### MATERIALS PROVIDED:
* Start *

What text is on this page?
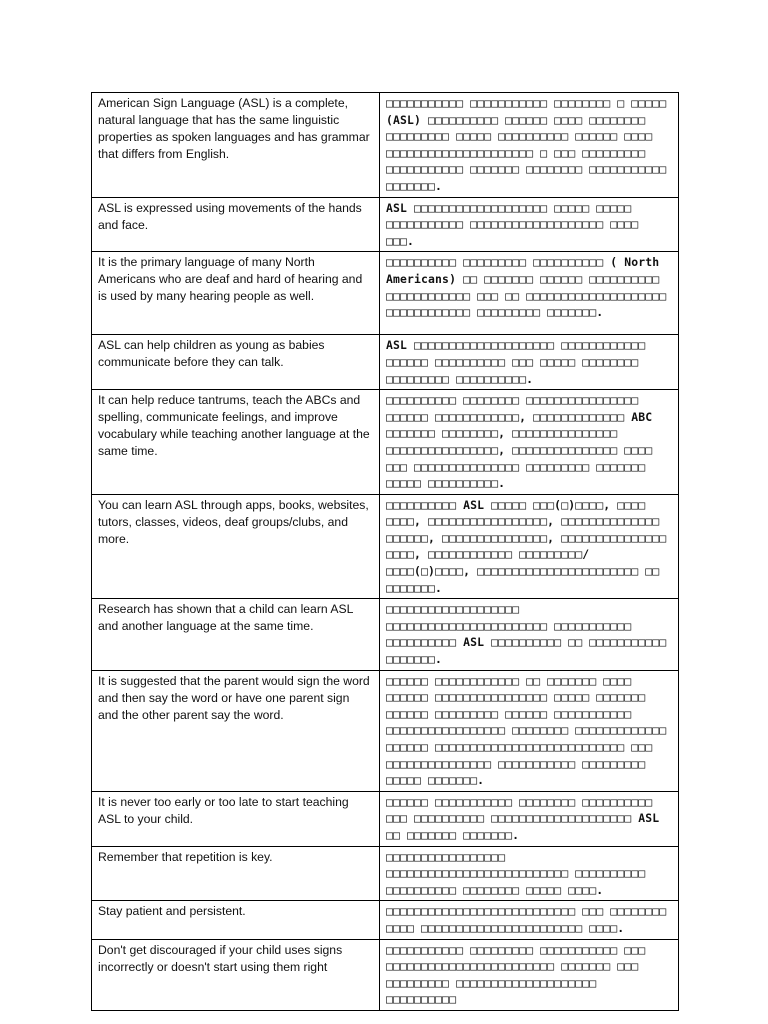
American Sign Language (ASL) is a complete, natural language that has the same linguistic properties as spoken languages and has grammar that differs from English.	□□□□□□□□□□□ □□□□□□□□□□□ □□□□□□□□ □ □□□□□ (ASL) □□□□□□□□□□ □□□□□□ □□□□ □□□□□□□□ □□□□□□□□□ □□□□□ □□□□□□□□□□ □□□□□□ □□□□ □□□□□□□□□□□□□□□□□□□□□ □ □□□ □□□□□□□□□ □□□□□□□□□□□ □□□□□□□ □□□□□□□□ □□□□□□□□□□□ □□□□□□□.
ASL is expressed using movements of the hands and face.	ASL □□□□□□□□□□□□□□□□□□□ □□□□□ □□□□□ □□□□□□□□□□□ □□□□□□□□□□□□□□□□□□□ □□□□ □□□.
It is the primary language of many North Americans who are deaf and hard of hearing and is used by many hearing people as well.	□□□□□□□□□□ □□□□□□□□□ □□□□□□□□□□ ( North Americans) □□ □□□□□□□ □□□□□□ □□□□□□□□□□ □□□□□□□□□□□□ □□□ □□ □□□□□□□□□□□□□□□□□□□□ □□□□□□□□□□□□ □□□□□□□□□ □□□□□□□.
ASL can help children as young as babies communicate before they can talk.	ASL □□□□□□□□□□□□□□□□□□□□ □□□□□□□□□□□□ □□□□□□ □□□□□□□□□□ □□□ □□□□□ □□□□□□□□ □□□□□□□□□ □□□□□□□□□□.
It can help reduce tantrums, teach the ABCs and spelling, communicate feelings, and improve vocabulary while teaching another language at the same time.	□□□□□□□□□□ □□□□□□□□ □□□□□□□□□□□□□□□□ □□□□□□ □□□□□□□□□□□□, □□□□□□□□□□□□□ ABC □□□□□□□ □□□□□□□□, □□□□□□□□□□□□□□□ □□□□□□□□□□□□□□□□, □□□□□□□□□□□□□□□ □□□□ □□□ □□□□□□□□□□□□□□□ □□□□□□□□□ □□□□□□□ □□□□□ □□□□□□□□□□.
You can learn ASL through apps, books, websites, tutors, classes, videos, deaf groups/clubs, and more.	□□□□□□□□□□ ASL □□□□□ □□□(□)□□□□, □□□□ □□□□, □□□□□□□□□□□□□□□□□, □□□□□□□□□□□□□□ □□□□□□, □□□□□□□□□□□□□□□, □□□□□□□□□□□□□□□ □□□□, □□□□□□□□□□□□ □□□□□□□□□/ □□□□(□)□□□□, □□□□□□□□□□□□□□□□□□□□□□□ □□ □□□□□□□.
Research has shown that a child can learn ASL and another language at the same time.	□□□□□□□□□□□□□□□□□□□ □□□□□□□□□□□□□□□□□□□□□□□ □□□□□□□□□□□ □□□□□□□□□□ ASL □□□□□□□□□□ □□ □□□□□□□□□□□ □□□□□□□.
It is suggested that the parent would sign the word and then say the word or have one parent sign and the other parent say the word.	□□□□□□ □□□□□□□□□□□□ □□ □□□□□□□ □□□□ □□□□□□ □□□□□□□□□□□□□□□□ □□□□□ □□□□□□□ □□□□□□ □□□□□□□□□ □□□□□□ □□□□□□□□□□□ □□□□□□□□□□□□□□□□□ □□□□□□□□ □□□□□□□□□□□□□ □□□□□□ □□□□□□□□□□□□□□□□□□□□□□□□□□□ □□□ □□□□□□□□□□□□□□□ □□□□□□□□□□□ □□□□□□□□□ □□□□□ □□□□□□□.
It is never too early or too late to start teaching ASL to your child.	□□□□□□ □□□□□□□□□□□ □□□□□□□□ □□□□□□□□□□ □□□ □□□□□□□□□□ □□□□□□□□□□□□□□□□□□□□ ASL □□ □□□□□□□ □□□□□□□.
Remember that repetition is key.	□□□□□□□□□□□□□□□□□ □□□□□□□□□□□□□□□□□□□□□□□□□□ □□□□□□□□□□ □□□□□□□□□□ □□□□□□□□ □□□□□ □□□□.
Stay patient and persistent.	□□□□□□□□□□□□□□□□□□□□□□□□□□□ □□□ □□□□□□□□ □□□□ □□□□□□□□□□□□□□□□□□□□□□□ □□□□.
Don't get discouraged if your child uses signs incorrectly or doesn't start using them right	□□□□□□□□□□□ □□□□□□□□□ □□□□□□□□□□□ □□□ □□□□□□□□□□□□□□□□□□□□□□□□ □□□□□□□ □□□ □□□□□□□□□ □□□□□□□□□□□□□□□□□□□□ □□□□□□□□□□
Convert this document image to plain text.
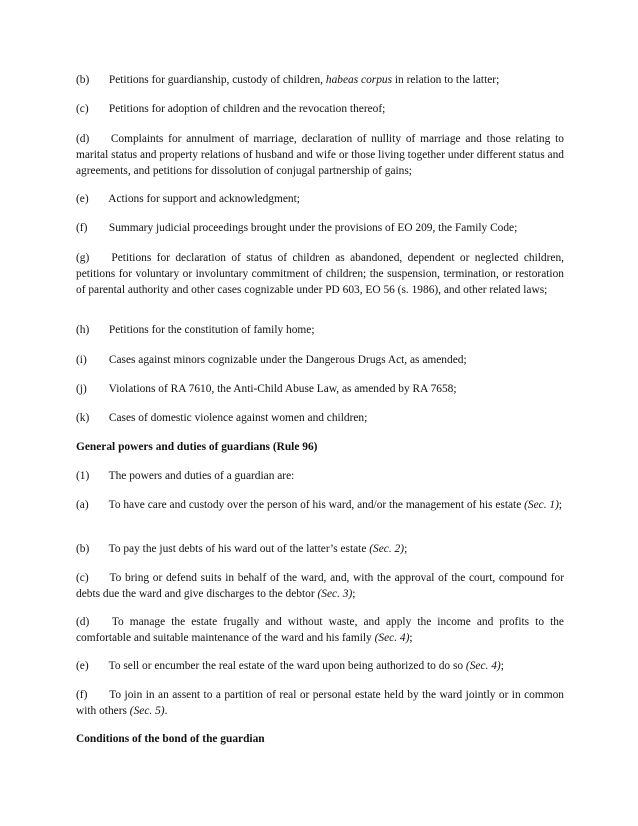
(b) Petitions for guardianship, custody of children, habeas corpus in relation to the latter;

(c) Petitions for adoption of children and the revocation thereof;

(d) Complaints for annulment of marriage, declaration of nullity of marriage and those relating to marital status and property relations of husband and wife or those living together under different status and agreements, and petitions for dissolution of conjugal partnership of gains;

(e) Actions for support and acknowledgment;

(f) Summary judicial proceedings brought under the provisions of EO 209, the Family Code;

(g) Petitions for declaration of status of children as abandoned, dependent or neglected children, petitions for voluntary or involuntary commitment of children; the suspension, termination, or restoration of parental authority and other cases cognizable under PD 603, EO 56 (s. 1986), and other related laws;

(h) Petitions for the constitution of family home;

(i) Cases against minors cognizable under the Dangerous Drugs Act, as amended;

(j) Violations of RA 7610, the Anti-Child Abuse Law, as amended by RA 7658;

(k) Cases of domestic violence against women and children;

General powers and duties of guardians (Rule 96)

(1) The powers and duties of a guardian are:

(a) To have care and custody over the person of his ward, and/or the management of his estate (Sec. 1);

(b) To pay the just debts of his ward out of the latter’s estate (Sec. 2);

(c) To bring or defend suits in behalf of the ward, and, with the approval of the court, compound for debts due the ward and give discharges to the debtor (Sec. 3);

(d) To manage the estate frugally and without waste, and apply the income and profits to the comfortable and suitable maintenance of the ward and his family (Sec. 4);

(e) To sell or encumber the real estate of the ward upon being authorized to do so (Sec. 4);

(f) To join in an assent to a partition of real or personal estate held by the ward jointly or in common with others (Sec. 5).

Conditions of the bond of the guardian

* End *

### WHAT TO PRODUCE:
The records above must be transcribed exactly. Pictures are left out of the copy.

### COMPLETE ANSWER:
What text is on this page?
American Sign Language (ASL) is a complete, natural language that has the same linguistic properties as spoken languages and has grammar that differs from English.	□□□□□□□□□□□ □□□□□□□□□□□ □□□□□□□□ □ □□□□□ (ASL) □□□□□□□□□□ □□□□□□ □□□□ □□□□□□□□ □□□□□□□□□ □□□□□ □□□□□□□□□□ □□□□□□ □□□□ □□□□□□□□□□□□□□□□□□□□□ □ □□□ □□□□□□□□□ □□□□□□□□□□□ □□□□□□□ □□□□□□□□ □□□□□□□□□□□ □□□□□□□.
ASL is expressed using movements of the hands and face.	ASL □□□□□□□□□□□□□□□□□□□ □□□□□ □□□□□ □□□□□□□□□□□ □□□□□□□□□□□□□□□□□□□ □□□□ □□□.
It is the primary language of many North Americans who are deaf and hard of hearing and is used by many hearing people as well.	□□□□□□□□□□ □□□□□□□□□ □□□□□□□□□□ ( North Americans) □□ □□□□□□□ □□□□□□ □□□□□□□□□□ □□□□□□□□□□□□ □□□ □□ □□□□□□□□□□□□□□□□□□□□ □□□□□□□□□□□□ □□□□□□□□□ □□□□□□□.
ASL can help children as young as babies communicate before they can talk.	ASL □□□□□□□□□□□□□□□□□□□□ □□□□□□□□□□□□ □□□□□□ □□□□□□□□□□ □□□ □□□□□ □□□□□□□□ □□□□□□□□□ □□□□□□□□□□.
It can help reduce tantrums, teach the ABCs and spelling, communicate feelings, and improve vocabulary while teaching another language at the same time.	□□□□□□□□□□ □□□□□□□□ □□□□□□□□□□□□□□□□ □□□□□□ □□□□□□□□□□□□, □□□□□□□□□□□□□ ABC □□□□□□□ □□□□□□□□, □□□□□□□□□□□□□□□ □□□□□□□□□□□□□□□□, □□□□□□□□□□□□□□□ □□□□ □□□ □□□□□□□□□□□□□□□ □□□□□□□□□ □□□□□□□ □□□□□ □□□□□□□□□□.
You can learn ASL through apps, books, websites, tutors, classes, videos, deaf groups/clubs, and more.	□□□□□□□□□□ ASL □□□□□ □□□(□)□□□□, □□□□ □□□□, □□□□□□□□□□□□□□□□□, □□□□□□□□□□□□□□ □□□□□□, □□□□□□□□□□□□□□□, □□□□□□□□□□□□□□□ □□□□, □□□□□□□□□□□□ □□□□□□□□□/ □□□□(□)□□□□, □□□□□□□□□□□□□□□□□□□□□□□ □□ □□□□□□□.
Research has shown that a child can learn ASL and another language at the same time.	□□□□□□□□□□□□□□□□□□□ □□□□□□□□□□□□□□□□□□□□□□□ □□□□□□□□□□□ □□□□□□□□□□ ASL □□□□□□□□□□ □□ □□□□□□□□□□□ □□□□□□□.
It is suggested that the parent would sign the word and then say the word or have one parent sign and the other parent say the word.	□□□□□□ □□□□□□□□□□□□ □□ □□□□□□□ □□□□ □□□□□□ □□□□□□□□□□□□□□□□ □□□□□ □□□□□□□ □□□□□□ □□□□□□□□□ □□□□□□ □□□□□□□□□□□ □□□□□□□□□□□□□□□□□ □□□□□□□□ □□□□□□□□□□□□□ □□□□□□ □□□□□□□□□□□□□□□□□□□□□□□□□□□ □□□ □□□□□□□□□□□□□□□ □□□□□□□□□□□ □□□□□□□□□ □□□□□ □□□□□□□.
It is never too early or too late to start teaching ASL to your child.	□□□□□□ □□□□□□□□□□□ □□□□□□□□ □□□□□□□□□□ □□□ □□□□□□□□□□ □□□□□□□□□□□□□□□□□□□□ ASL □□ □□□□□□□ □□□□□□□.
Remember that repetition is key.	□□□□□□□□□□□□□□□□□ □□□□□□□□□□□□□□□□□□□□□□□□□□ □□□□□□□□□□ □□□□□□□□□□ □□□□□□□□ □□□□□ □□□□.
Stay patient and persistent.	□□□□□□□□□□□□□□□□□□□□□□□□□□□ □□□ □□□□□□□□ □□□□ □□□□□□□□□□□□□□□□□□□□□□□ □□□□.
Don't get discouraged if your child uses signs incorrectly or doesn't start using them right	□□□□□□□□□□□ □□□□□□□□□ □□□□□□□□□□□ □□□ □□□□□□□□□□□□□□□□□□□□□□□□ □□□□□□□ □□□ □□□□□□□□□ □□□□□□□□□□□□□□□□□□□□ □□□□□□□□□□
Convert this document image to plain text.
(b) Petitions for guardianship, custody of children, habeas corpus in relation to the latter;

(c) Petitions for adoption of children and the revocation thereof;

(d) Complaints for annulment of marriage, declaration of nullity of marriage and those relating to marital status and property relations of husband and wife or those living together under different status and agreements, and petitions for dissolution of conjugal partnership of gains;

(e) Actions for support and acknowledgment;

(f) Summary judicial proceedings brought under the provisions of EO 209, the Family Code;

(g) Petitions for declaration of status of children as abandoned, dependent or neglected children, petitions for voluntary or involuntary commitment of children; the suspension, termination, or restoration of parental authority and other cases cognizable under PD 603, EO 56 (s. 1986), and other related laws;

(h) Petitions for the constitution of family home;

(i) Cases against minors cognizable under the Dangerous Drugs Act, as amended;

(j) Violations of RA 7610, the Anti-Child Abuse Law, as amended by RA 7658;

(k) Cases of domestic violence against women and children;

General powers and duties of guardians (Rule 96)

(1) The powers and duties of a guardian are:

(a) To have care and custody over the person of his ward, and/or the management of his estate (Sec. 1);

(b) To pay the just debts of his ward out of the latter’s estate (Sec. 2);

(c) To bring or defend suits in behalf of the ward, and, with the approval of the court, compound for debts due the ward and give discharges to the debtor (Sec. 3);

(d) To manage the estate frugally and without waste, and apply the income and profits to the comfortable and suitable maintenance of the ward and his family (Sec. 4);

(e) To sell or encumber the real estate of the ward upon being authorized to do so (Sec. 4);

(f) To join in an assent to a partition of real or personal estate held by the ward jointly or in common with others (Sec. 5).

Conditions of the bond of the guardian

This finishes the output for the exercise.